- Problem description: Output the material below unchanged, apart from leaving out the pictures.

- Input:
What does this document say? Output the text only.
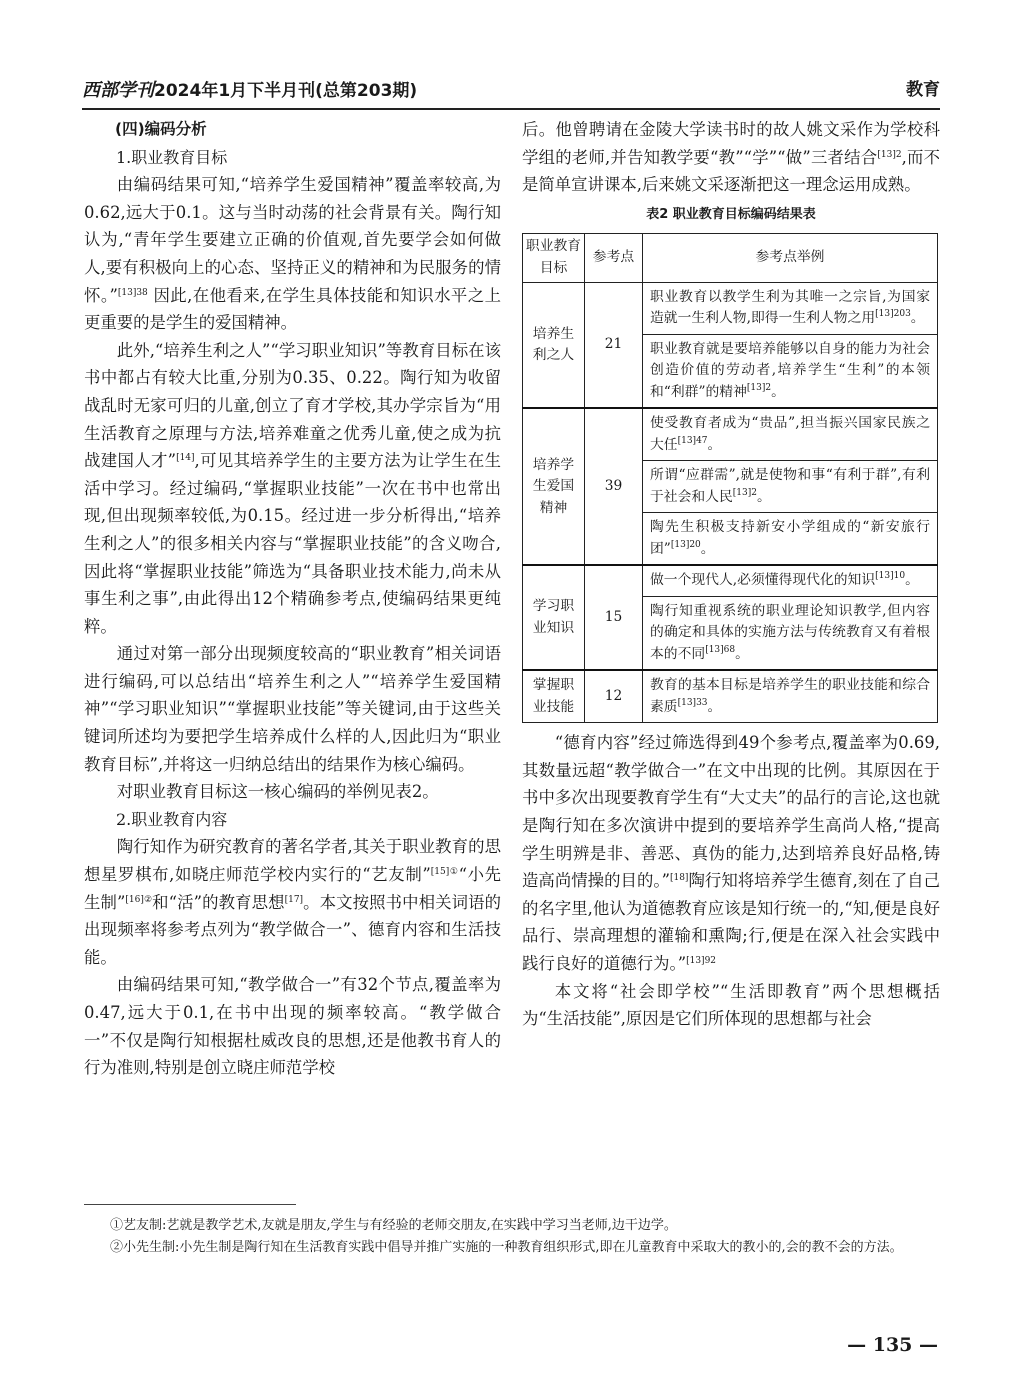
西部学刊2024年1月下半月刊(总第203期)	教育

(四)编码分析

1.职业教育目标

由编码结果可知,“培养学生爱国精神”覆盖率较高,为0.62,远大于0.1。这与当时动荡的社会背景有关。陶行知认为,“青年学生要建立正确的价值观,首先要学会如何做人,要有积极向上的心态、坚持正义的精神和为民服务的情怀。”$^{[13]38}$ 因此,在他看来,在学生具体技能和知识水平之上更重要的是学生的爱国精神。

此外,“培养生利之人”“学习职业知识”等教育目标在该书中都占有较大比重,分别为0.35、0.22。陶行知为收留战乱时无家可归的儿童,创立了育才学校,其办学宗旨为“用生活教育之原理与方法,培养难童之优秀儿童,使之成为抗战建国人才”[14],可见其培养学生的主要方法为让学生在生活中学习。经过编码,“掌握职业技能”一次在书中也常出现,但出现频率较低,为0.15。经过进一步分析得出,“培养生利之人”的很多相关内容与“掌握职业技能”的含义吻合,因此将“掌握职业技能”筛选为“具备职业技术能力,尚未从事生利之事”,由此得出12个精确参考点,使编码结果更纯粹。

通过对第一部分出现频度较高的“职业教育”相关词语进行编码,可以总结出“培养生利之人”“培养学生爱国精神”“学习职业知识”“掌握职业技能”等关键词,由于这些关键词所述均为要把学生培养成什么样的人,因此归为“职业教育目标”,并将这一归纳总结出的结果作为核心编码。

对职业教育目标这一核心编码的举例见表2。

2.职业教育内容

陶行知作为研究教育的著名学者,其关于职业教育的思想星罗棋布,如晓庄师范学校内实行的“艺友制”$^{[15]①}$“小先生制”$^{[16]②}$和“活”的教育思想[17]。本文按照书中相关词语的出现频率将参考点列为“教学做合一”、德育内容和生活技能。

由编码结果可知,“教学做合一”有32个节点,覆盖率为0.47,远大于0.1,在书中出现的频率较高。“教学做合一”不仅是陶行知根据杜威改良的思想,还是他教书育人的行为准则,特别是创立晓庄师范学校

后。他曾聘请在金陵大学读书时的故人姚文采作为学校科学组的老师,并告知教学要“教”“学”“做”三者结合$^{[13]2}$,而不是简单宣讲课本,后来姚文采逐渐把这一理念运用成熟。

表2 职业教育目标编码结果表
职业教育目标	参考点	参考点举例
培养生利之人	21	职业教育以教学生利为其唯一之宗旨,为国家造就一生利人物,即得一生利人物之用$^{[13]203}$。
		职业教育就是要培养能够以自身的能力为社会创造价值的劳动者,培养学生“生利”的本领和“利群”的精神$^{[13]2}$。
培养学生爱国精神	39	使受教育者成为“贵品”,担当振兴国家民族之大任$^{[13]47}$。
		所谓“应群需”,就是使物和事“有利于群”,有利于社会和人民$^{[13]2}$。
		陶先生积极支持新安小学组成的“新安旅行团”$^{[13]20}$。
学习职业知识	15	做一个现代人,必须懂得现代化的知识$^{[13]10}$。
		陶行知重视系统的职业理论知识教学,但内容的确定和具体的实施方法与传统教育又有着根本的不同$^{[13]68}$。
掌握职业技能	12	教育的基本目标是培养学生的职业技能和综合素质$^{[13]33}$。

“德育内容”经过筛选得到49个参考点,覆盖率为0.69,其数量远超“教学做合一”在文中出现的比例。其原因在于书中多次出现要教育学生有“大丈夫”的品行的言论,这也就是陶行知在多次演讲中提到的要培养学生高尚人格,“提高学生明辨是非、善恶、真伪的能力,达到培养良好品格,铸造高尚情操的目的。”[18]陶行知将培养学生德育,刻在了自己的名字里,他认为道德教育应该是知行统一的,“知,便是良好品行、崇高理想的灌输和熏陶;行,便是在深入社会实践中践行良好的道德行为。”$^{[13]92}$

本文将“社会即学校”“生活即教育”两个思想概括为“生活技能”,原因是它们所体现的思想都与社会

①艺友制:艺就是教学艺术,友就是朋友,学生与有经验的老师交朋友,在实践中学习当老师,边干边学。

②小先生制:小先生制是陶行知在生活教育实践中倡导并推广实施的一种教育组织形式,即在儿童教育中采取大的教小的,会的教不会的方法。

— 135 —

- Result of the task:
What does this document say? Output the text only.
西部学刊2024年1月下半月刊(总第203期)	教育

(四)编码分析

1.职业教育目标

由编码结果可知,“培养学生爱国精神”覆盖率较高,为0.62,远大于0.1。这与当时动荡的社会背景有关。陶行知认为,“青年学生要建立正确的价值观,首先要学会如何做人,要有积极向上的心态、坚持正义的精神和为民服务的情怀。”$^{[13]38}$ 因此,在他看来,在学生具体技能和知识水平之上更重要的是学生的爱国精神。

此外,“培养生利之人”“学习职业知识”等教育目标在该书中都占有较大比重,分别为0.35、0.22。陶行知为收留战乱时无家可归的儿童,创立了育才学校,其办学宗旨为“用生活教育之原理与方法,培养难童之优秀儿童,使之成为抗战建国人才”[14],可见其培养学生的主要方法为让学生在生活中学习。经过编码,“掌握职业技能”一次在书中也常出现,但出现频率较低,为0.15。经过进一步分析得出,“培养生利之人”的很多相关内容与“掌握职业技能”的含义吻合,因此将“掌握职业技能”筛选为“具备职业技术能力,尚未从事生利之事”,由此得出12个精确参考点,使编码结果更纯粹。

通过对第一部分出现频度较高的“职业教育”相关词语进行编码,可以总结出“培养生利之人”“培养学生爱国精神”“学习职业知识”“掌握职业技能”等关键词,由于这些关键词所述均为要把学生培养成什么样的人,因此归为“职业教育目标”,并将这一归纳总结出的结果作为核心编码。

对职业教育目标这一核心编码的举例见表2。

2.职业教育内容

陶行知作为研究教育的著名学者,其关于职业教育的思想星罗棋布,如晓庄师范学校内实行的“艺友制”$^{[15]①}$“小先生制”$^{[16]②}$和“活”的教育思想[17]。本文按照书中相关词语的出现频率将参考点列为“教学做合一”、德育内容和生活技能。

由编码结果可知,“教学做合一”有32个节点,覆盖率为0.47,远大于0.1,在书中出现的频率较高。“教学做合一”不仅是陶行知根据杜威改良的思想,还是他教书育人的行为准则,特别是创立晓庄师范学校

后。他曾聘请在金陵大学读书时的故人姚文采作为学校科学组的老师,并告知教学要“教”“学”“做”三者结合$^{[13]2}$,而不是简单宣讲课本,后来姚文采逐渐把这一理念运用成熟。

表2 职业教育目标编码结果表
职业教育目标	参考点	参考点举例
培养生利之人	21	职业教育以教学生利为其唯一之宗旨,为国家造就一生利人物,即得一生利人物之用$^{[13]203}$。
		职业教育就是要培养能够以自身的能力为社会创造价值的劳动者,培养学生“生利”的本领和“利群”的精神$^{[13]2}$。
培养学生爱国精神	39	使受教育者成为“贵品”,担当振兴国家民族之大任$^{[13]47}$。
		所谓“应群需”,就是使物和事“有利于群”,有利于社会和人民$^{[13]2}$。
		陶先生积极支持新安小学组成的“新安旅行团”$^{[13]20}$。
学习职业知识	15	做一个现代人,必须懂得现代化的知识$^{[13]10}$。
		陶行知重视系统的职业理论知识教学,但内容的确定和具体的实施方法与传统教育又有着根本的不同$^{[13]68}$。
掌握职业技能	12	教育的基本目标是培养学生的职业技能和综合素质$^{[13]33}$。

“德育内容”经过筛选得到49个参考点,覆盖率为0.69,其数量远超“教学做合一”在文中出现的比例。其原因在于书中多次出现要教育学生有“大丈夫”的品行的言论,这也就是陶行知在多次演讲中提到的要培养学生高尚人格,“提高学生明辨是非、善恶、真伪的能力,达到培养良好品格,铸造高尚情操的目的。”[18]陶行知将培养学生德育,刻在了自己的名字里,他认为道德教育应该是知行统一的,“知,便是良好品行、崇高理想的灌输和熏陶;行,便是在深入社会实践中践行良好的道德行为。”$^{[13]92}$

本文将“社会即学校”“生活即教育”两个思想概括为“生活技能”,原因是它们所体现的思想都与社会

①艺友制:艺就是教学艺术,友就是朋友,学生与有经验的老师交朋友,在实践中学习当老师,边干边学。

②小先生制:小先生制是陶行知在生活教育实践中倡导并推广实施的一种教育组织形式,即在儿童教育中采取大的教小的,会的教不会的方法。

— 135 —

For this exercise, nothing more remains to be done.